Dataset entries on figures:
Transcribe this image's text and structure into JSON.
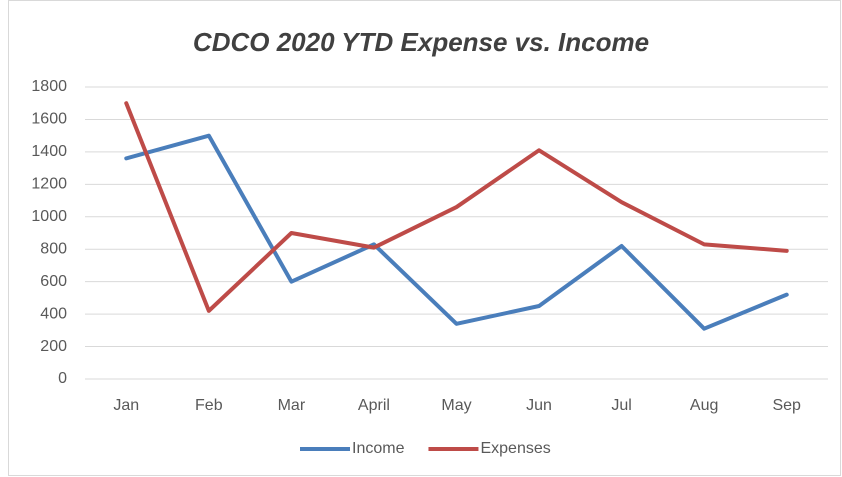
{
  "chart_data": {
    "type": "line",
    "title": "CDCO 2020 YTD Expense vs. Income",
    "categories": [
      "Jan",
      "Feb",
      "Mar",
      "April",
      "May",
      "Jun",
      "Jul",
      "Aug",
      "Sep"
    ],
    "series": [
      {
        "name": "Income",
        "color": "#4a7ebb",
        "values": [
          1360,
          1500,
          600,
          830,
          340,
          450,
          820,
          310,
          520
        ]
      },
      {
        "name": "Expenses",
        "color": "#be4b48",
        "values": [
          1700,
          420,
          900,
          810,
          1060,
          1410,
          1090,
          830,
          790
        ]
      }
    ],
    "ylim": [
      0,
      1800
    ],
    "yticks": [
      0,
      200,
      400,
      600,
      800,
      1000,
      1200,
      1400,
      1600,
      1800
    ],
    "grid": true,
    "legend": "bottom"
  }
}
---
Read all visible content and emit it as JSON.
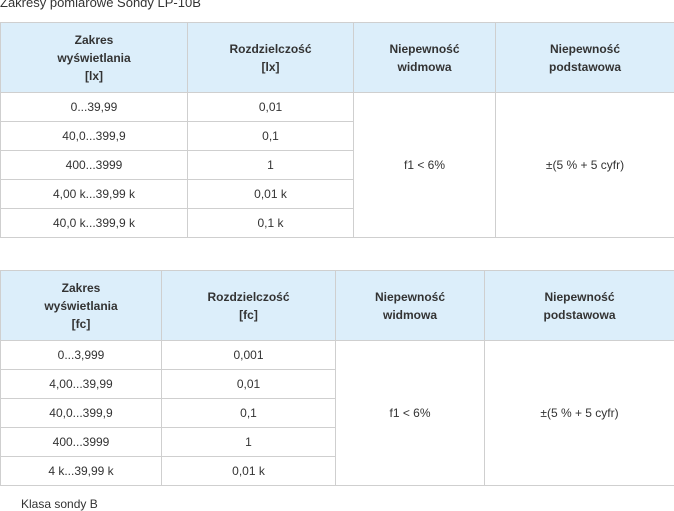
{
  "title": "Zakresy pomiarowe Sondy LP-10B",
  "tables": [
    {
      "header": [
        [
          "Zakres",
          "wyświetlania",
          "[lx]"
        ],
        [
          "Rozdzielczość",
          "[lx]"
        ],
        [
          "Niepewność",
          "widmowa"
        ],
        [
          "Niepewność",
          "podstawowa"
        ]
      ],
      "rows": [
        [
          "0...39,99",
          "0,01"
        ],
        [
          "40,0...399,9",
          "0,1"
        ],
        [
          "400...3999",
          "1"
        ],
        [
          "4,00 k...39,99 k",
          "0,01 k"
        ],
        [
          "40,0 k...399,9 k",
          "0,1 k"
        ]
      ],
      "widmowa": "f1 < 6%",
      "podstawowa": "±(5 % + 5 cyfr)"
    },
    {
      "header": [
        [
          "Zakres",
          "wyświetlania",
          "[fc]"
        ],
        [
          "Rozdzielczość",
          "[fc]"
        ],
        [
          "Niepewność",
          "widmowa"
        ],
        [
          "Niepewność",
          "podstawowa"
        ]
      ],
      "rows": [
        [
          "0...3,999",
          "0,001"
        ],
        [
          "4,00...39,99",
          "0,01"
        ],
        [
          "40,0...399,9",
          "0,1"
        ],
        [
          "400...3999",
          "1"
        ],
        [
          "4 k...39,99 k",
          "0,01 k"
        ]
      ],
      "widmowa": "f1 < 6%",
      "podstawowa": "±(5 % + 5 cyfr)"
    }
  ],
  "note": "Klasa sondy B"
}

▸ Task statement
Pull out all lines containing "JSON".

▸ Answer
Transcribe this image's text and structure into JSON.
Read all visible content and emit it as JSON.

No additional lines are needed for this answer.